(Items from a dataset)
◆ ◆ ◆ ◆ ◆ ◆ ◆

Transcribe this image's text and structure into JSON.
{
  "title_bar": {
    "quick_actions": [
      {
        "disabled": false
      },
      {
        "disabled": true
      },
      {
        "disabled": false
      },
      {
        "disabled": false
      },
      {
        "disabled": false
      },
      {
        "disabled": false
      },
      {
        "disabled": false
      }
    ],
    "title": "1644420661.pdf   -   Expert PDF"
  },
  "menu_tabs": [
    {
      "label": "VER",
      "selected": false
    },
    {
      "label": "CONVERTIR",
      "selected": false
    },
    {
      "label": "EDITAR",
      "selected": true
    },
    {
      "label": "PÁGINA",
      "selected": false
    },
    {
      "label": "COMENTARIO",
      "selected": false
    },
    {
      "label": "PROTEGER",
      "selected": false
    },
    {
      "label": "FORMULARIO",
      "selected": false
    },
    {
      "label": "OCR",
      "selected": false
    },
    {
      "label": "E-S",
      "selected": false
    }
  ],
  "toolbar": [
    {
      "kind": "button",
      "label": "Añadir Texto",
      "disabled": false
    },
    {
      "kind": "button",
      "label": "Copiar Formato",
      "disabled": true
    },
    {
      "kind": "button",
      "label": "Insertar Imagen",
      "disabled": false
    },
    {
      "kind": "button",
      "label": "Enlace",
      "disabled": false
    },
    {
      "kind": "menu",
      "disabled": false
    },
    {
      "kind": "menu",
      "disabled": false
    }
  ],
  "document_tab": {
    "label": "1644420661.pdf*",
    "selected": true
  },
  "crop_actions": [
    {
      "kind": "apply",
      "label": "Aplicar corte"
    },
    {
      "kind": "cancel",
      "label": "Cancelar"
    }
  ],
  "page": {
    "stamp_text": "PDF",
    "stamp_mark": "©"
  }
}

◆ ◆ ◆ ◆ ◆ ◆ ◆

> _THE REQUEST_
From the records above, extract each line exactly as shown.

> _TASK SOLUTION_
Transcribe this image's text and structure into JSON.
{
  "title_bar": {
    "quick_actions": [
      {
        "disabled": false
      },
      {
        "disabled": true
      },
      {
        "disabled": false
      },
      {
        "disabled": false
      },
      {
        "disabled": false
      },
      {
        "disabled": false
      },
      {
        "disabled": false
      }
    ],
    "title": "1644420661.pdf   -   Expert PDF"
  },
  "menu_tabs": [
    {
      "label": "VER",
      "selected": false
    },
    {
      "label": "CONVERTIR",
      "selected": false
    },
    {
      "label": "EDITAR",
      "selected": true
    },
    {
      "label": "PÁGINA",
      "selected": false
    },
    {
      "label": "COMENTARIO",
      "selected": false
    },
    {
      "label": "PROTEGER",
      "selected": false
    },
    {
      "label": "FORMULARIO",
      "selected": false
    },
    {
      "label": "OCR",
      "selected": false
    },
    {
      "label": "E-S",
      "selected": false
    }
  ],
  "toolbar": [
    {
      "kind": "button",
      "label": "Añadir Texto",
      "disabled": false
    },
    {
      "kind": "button",
      "label": "Copiar Formato",
      "disabled": true
    },
    {
      "kind": "button",
      "label": "Insertar Imagen",
      "disabled": false
    },
    {
      "kind": "button",
      "label": "Enlace",
      "disabled": false
    },
    {
      "kind": "menu",
      "disabled": false
    },
    {
      "kind": "menu",
      "disabled": false
    }
  ],
  "document_tab": {
    "label": "1644420661.pdf*",
    "selected": true
  },
  "crop_actions": [
    {
      "kind": "apply",
      "label": "Aplicar corte"
    },
    {
      "kind": "cancel",
      "label": "Cancelar"
    }
  ],
  "page": {
    "stamp_text": "PDF",
    "stamp_mark": "©"
  }
}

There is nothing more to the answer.